↓
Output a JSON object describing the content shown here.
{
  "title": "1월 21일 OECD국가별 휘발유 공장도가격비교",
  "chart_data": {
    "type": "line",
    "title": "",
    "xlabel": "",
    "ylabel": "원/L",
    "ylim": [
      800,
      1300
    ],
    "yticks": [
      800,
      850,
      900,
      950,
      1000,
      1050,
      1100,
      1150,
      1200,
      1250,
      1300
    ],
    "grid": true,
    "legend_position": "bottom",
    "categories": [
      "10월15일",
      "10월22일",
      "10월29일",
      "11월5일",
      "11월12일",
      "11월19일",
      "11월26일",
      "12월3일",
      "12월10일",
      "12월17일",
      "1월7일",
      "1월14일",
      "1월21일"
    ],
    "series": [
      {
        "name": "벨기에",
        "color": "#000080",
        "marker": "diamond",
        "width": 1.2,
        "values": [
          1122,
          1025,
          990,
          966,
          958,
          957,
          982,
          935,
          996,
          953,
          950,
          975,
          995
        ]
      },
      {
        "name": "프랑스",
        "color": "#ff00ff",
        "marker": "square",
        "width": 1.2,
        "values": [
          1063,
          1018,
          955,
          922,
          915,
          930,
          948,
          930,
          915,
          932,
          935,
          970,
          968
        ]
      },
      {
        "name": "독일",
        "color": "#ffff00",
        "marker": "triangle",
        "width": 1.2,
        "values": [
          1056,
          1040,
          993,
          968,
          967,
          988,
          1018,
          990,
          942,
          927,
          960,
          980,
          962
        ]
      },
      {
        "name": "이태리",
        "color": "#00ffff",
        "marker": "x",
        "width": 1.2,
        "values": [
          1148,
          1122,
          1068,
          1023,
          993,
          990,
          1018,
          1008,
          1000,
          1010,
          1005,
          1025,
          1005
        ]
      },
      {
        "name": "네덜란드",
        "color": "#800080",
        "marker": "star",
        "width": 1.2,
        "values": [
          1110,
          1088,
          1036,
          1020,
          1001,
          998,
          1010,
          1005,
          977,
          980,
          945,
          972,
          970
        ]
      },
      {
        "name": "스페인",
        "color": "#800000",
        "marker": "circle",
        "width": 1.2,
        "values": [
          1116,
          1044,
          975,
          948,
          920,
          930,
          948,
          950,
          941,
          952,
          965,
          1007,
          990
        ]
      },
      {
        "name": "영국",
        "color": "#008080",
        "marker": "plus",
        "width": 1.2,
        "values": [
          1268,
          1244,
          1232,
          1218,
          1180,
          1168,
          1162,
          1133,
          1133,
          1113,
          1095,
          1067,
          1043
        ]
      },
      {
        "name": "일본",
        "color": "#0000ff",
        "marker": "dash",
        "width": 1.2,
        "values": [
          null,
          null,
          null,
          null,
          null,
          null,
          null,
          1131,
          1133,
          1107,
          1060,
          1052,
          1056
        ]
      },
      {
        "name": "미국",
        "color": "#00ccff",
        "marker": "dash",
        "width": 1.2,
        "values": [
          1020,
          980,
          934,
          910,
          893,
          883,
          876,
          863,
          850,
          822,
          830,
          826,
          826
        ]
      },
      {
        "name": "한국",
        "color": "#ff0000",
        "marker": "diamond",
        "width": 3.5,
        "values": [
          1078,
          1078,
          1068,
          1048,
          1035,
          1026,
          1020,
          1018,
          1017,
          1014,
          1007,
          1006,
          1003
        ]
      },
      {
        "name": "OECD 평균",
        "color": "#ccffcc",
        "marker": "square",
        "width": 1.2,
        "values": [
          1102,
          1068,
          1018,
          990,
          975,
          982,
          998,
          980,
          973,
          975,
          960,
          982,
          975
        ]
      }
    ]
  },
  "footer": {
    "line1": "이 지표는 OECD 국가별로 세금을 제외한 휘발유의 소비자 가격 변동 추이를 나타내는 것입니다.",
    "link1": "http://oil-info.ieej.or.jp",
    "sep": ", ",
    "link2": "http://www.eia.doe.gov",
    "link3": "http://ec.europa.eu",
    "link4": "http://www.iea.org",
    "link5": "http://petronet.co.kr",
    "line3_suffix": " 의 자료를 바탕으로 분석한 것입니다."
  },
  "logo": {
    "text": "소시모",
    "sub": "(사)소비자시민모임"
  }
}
↑
REQUIREMENTS: Reproduce all of the data exactly as given.

EXERCISE SOLUTION:
Output a JSON object describing the content shown here.
{
  "title": "1월 21일 OECD국가별 휘발유 공장도가격비교",
  "chart_data": {
    "type": "line",
    "title": "",
    "xlabel": "",
    "ylabel": "원/L",
    "ylim": [
      800,
      1300
    ],
    "yticks": [
      800,
      850,
      900,
      950,
      1000,
      1050,
      1100,
      1150,
      1200,
      1250,
      1300
    ],
    "grid": true,
    "legend_position": "bottom",
    "categories": [
      "10월15일",
      "10월22일",
      "10월29일",
      "11월5일",
      "11월12일",
      "11월19일",
      "11월26일",
      "12월3일",
      "12월10일",
      "12월17일",
      "1월7일",
      "1월14일",
      "1월21일"
    ],
    "series": [
      {
        "name": "벨기에",
        "color": "#000080",
        "marker": "diamond",
        "width": 1.2,
        "values": [
          1122,
          1025,
          990,
          966,
          958,
          957,
          982,
          935,
          996,
          953,
          950,
          975,
          995
        ]
      },
      {
        "name": "프랑스",
        "color": "#ff00ff",
        "marker": "square",
        "width": 1.2,
        "values": [
          1063,
          1018,
          955,
          922,
          915,
          930,
          948,
          930,
          915,
          932,
          935,
          970,
          968
        ]
      },
      {
        "name": "독일",
        "color": "#ffff00",
        "marker": "triangle",
        "width": 1.2,
        "values": [
          1056,
          1040,
          993,
          968,
          967,
          988,
          1018,
          990,
          942,
          927,
          960,
          980,
          962
        ]
      },
      {
        "name": "이태리",
        "color": "#00ffff",
        "marker": "x",
        "width": 1.2,
        "values": [
          1148,
          1122,
          1068,
          1023,
          993,
          990,
          1018,
          1008,
          1000,
          1010,
          1005,
          1025,
          1005
        ]
      },
      {
        "name": "네덜란드",
        "color": "#800080",
        "marker": "star",
        "width": 1.2,
        "values": [
          1110,
          1088,
          1036,
          1020,
          1001,
          998,
          1010,
          1005,
          977,
          980,
          945,
          972,
          970
        ]
      },
      {
        "name": "스페인",
        "color": "#800000",
        "marker": "circle",
        "width": 1.2,
        "values": [
          1116,
          1044,
          975,
          948,
          920,
          930,
          948,
          950,
          941,
          952,
          965,
          1007,
          990
        ]
      },
      {
        "name": "영국",
        "color": "#008080",
        "marker": "plus",
        "width": 1.2,
        "values": [
          1268,
          1244,
          1232,
          1218,
          1180,
          1168,
          1162,
          1133,
          1133,
          1113,
          1095,
          1067,
          1043
        ]
      },
      {
        "name": "일본",
        "color": "#0000ff",
        "marker": "dash",
        "width": 1.2,
        "values": [
          null,
          null,
          null,
          null,
          null,
          null,
          null,
          1131,
          1133,
          1107,
          1060,
          1052,
          1056
        ]
      },
      {
        "name": "미국",
        "color": "#00ccff",
        "marker": "dash",
        "width": 1.2,
        "values": [
          1020,
          980,
          934,
          910,
          893,
          883,
          876,
          863,
          850,
          822,
          830,
          826,
          826
        ]
      },
      {
        "name": "한국",
        "color": "#ff0000",
        "marker": "diamond",
        "width": 3.5,
        "values": [
          1078,
          1078,
          1068,
          1048,
          1035,
          1026,
          1020,
          1018,
          1017,
          1014,
          1007,
          1006,
          1003
        ]
      },
      {
        "name": "OECD 평균",
        "color": "#ccffcc",
        "marker": "square",
        "width": 1.2,
        "values": [
          1102,
          1068,
          1018,
          990,
          975,
          982,
          998,
          980,
          973,
          975,
          960,
          982,
          975
        ]
      }
    ]
  },
  "footer": {
    "line1": "이 지표는 OECD 국가별로 세금을 제외한 휘발유의 소비자 가격 변동 추이를 나타내는 것입니다.",
    "link1": "http://oil-info.ieej.or.jp",
    "sep": ", ",
    "link2": "http://www.eia.doe.gov",
    "link3": "http://ec.europa.eu",
    "link4": "http://www.iea.org",
    "link5": "http://petronet.co.kr",
    "line3_suffix": " 의 자료를 바탕으로 분석한 것입니다."
  },
  "logo": {
    "text": "소시모",
    "sub": "(사)소비자시민모임"
  }
}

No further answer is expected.